Required work: In the material below, find each line holding the string "text" and copy it.

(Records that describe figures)
━━━━━━━━━━━━━━━━━━━━
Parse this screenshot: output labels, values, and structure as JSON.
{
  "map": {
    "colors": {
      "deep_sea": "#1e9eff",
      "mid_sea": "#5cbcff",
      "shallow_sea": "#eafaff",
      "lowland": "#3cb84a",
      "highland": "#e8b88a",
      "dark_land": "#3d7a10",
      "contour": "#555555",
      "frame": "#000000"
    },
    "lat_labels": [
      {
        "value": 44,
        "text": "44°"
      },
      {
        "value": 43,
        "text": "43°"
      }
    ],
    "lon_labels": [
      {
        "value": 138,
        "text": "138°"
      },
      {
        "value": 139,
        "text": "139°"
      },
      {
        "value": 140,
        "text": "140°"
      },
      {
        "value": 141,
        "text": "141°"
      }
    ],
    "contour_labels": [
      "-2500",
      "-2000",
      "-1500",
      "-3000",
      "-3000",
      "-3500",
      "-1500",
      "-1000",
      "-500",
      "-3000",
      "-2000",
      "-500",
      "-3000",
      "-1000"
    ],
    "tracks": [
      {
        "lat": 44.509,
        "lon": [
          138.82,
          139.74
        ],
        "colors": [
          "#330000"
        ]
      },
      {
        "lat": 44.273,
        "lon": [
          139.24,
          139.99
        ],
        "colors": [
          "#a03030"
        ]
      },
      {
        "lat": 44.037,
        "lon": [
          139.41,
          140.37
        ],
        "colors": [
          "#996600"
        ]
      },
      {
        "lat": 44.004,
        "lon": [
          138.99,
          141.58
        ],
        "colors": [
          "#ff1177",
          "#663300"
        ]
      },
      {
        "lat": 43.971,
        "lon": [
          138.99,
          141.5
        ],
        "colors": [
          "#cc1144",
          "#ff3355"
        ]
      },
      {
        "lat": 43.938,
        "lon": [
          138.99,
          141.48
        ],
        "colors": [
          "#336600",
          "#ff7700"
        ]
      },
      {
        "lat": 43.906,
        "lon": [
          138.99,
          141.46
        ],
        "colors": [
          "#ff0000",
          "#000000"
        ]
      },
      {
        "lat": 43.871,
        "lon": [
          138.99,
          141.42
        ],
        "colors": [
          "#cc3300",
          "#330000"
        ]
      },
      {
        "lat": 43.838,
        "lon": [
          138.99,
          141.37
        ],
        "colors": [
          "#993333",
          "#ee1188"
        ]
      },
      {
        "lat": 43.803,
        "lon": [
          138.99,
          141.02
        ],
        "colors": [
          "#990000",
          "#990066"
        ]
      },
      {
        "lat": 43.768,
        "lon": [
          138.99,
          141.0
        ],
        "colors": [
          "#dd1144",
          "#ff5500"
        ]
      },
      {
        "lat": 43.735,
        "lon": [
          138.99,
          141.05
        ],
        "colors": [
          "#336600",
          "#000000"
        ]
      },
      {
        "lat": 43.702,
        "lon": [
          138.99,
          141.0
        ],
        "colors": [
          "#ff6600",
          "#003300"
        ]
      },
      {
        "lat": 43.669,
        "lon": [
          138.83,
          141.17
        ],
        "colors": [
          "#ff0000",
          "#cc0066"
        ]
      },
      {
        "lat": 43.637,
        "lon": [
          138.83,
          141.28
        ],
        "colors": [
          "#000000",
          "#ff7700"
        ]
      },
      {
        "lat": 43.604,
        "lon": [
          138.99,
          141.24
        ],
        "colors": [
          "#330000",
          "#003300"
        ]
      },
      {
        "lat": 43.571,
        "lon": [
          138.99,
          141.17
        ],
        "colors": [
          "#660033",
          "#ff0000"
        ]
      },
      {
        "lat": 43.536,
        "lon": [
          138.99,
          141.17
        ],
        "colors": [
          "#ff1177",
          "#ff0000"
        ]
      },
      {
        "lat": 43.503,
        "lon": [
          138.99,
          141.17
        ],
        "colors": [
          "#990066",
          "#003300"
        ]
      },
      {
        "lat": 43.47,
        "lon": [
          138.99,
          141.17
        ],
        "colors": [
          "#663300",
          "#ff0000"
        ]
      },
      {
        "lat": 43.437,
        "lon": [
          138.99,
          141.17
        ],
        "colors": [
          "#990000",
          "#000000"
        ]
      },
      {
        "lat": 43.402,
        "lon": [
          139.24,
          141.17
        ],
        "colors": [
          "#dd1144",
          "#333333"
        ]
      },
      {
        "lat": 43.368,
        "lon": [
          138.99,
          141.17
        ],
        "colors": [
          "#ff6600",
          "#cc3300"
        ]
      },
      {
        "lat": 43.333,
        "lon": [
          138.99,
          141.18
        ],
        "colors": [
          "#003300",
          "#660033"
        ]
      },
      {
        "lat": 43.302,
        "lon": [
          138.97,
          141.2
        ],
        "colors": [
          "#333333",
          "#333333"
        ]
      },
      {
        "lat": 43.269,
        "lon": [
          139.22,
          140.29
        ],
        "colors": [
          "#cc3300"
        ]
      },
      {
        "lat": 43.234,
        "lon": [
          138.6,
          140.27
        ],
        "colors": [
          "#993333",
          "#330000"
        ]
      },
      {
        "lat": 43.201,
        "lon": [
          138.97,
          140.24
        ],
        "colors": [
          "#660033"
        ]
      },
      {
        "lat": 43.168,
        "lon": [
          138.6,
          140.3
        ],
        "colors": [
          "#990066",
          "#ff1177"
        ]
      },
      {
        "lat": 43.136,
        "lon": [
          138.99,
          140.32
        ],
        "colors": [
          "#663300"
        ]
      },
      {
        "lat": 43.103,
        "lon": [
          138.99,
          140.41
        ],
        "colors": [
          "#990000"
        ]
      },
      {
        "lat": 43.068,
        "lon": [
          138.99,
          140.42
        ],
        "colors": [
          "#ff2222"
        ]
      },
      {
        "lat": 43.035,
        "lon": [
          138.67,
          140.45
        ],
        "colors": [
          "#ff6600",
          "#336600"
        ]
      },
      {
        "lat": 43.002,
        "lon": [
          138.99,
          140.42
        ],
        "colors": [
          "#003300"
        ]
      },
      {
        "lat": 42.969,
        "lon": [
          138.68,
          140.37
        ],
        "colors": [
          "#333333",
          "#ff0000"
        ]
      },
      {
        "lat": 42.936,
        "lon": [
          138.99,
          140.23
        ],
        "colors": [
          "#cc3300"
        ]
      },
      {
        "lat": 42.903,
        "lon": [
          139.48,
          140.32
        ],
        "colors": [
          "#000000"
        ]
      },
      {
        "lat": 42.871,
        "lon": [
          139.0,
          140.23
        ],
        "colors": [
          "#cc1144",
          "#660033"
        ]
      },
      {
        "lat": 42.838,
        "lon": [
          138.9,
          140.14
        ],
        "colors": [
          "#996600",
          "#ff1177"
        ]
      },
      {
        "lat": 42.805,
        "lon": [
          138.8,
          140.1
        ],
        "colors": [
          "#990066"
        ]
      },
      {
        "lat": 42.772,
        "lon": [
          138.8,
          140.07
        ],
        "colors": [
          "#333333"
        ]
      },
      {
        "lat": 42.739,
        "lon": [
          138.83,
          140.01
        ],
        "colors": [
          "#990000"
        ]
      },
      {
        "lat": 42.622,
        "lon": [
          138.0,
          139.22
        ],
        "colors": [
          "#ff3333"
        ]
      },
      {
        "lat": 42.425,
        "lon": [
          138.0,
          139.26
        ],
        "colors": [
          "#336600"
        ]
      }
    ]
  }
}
━━━━━━━━━━━━━━━━━━━━
Exercise solution:
        "text": "44°"
        "text": "43°"
        "text": "138°"
        "text": "139°"
        "text": "140°"
        "text": "141°"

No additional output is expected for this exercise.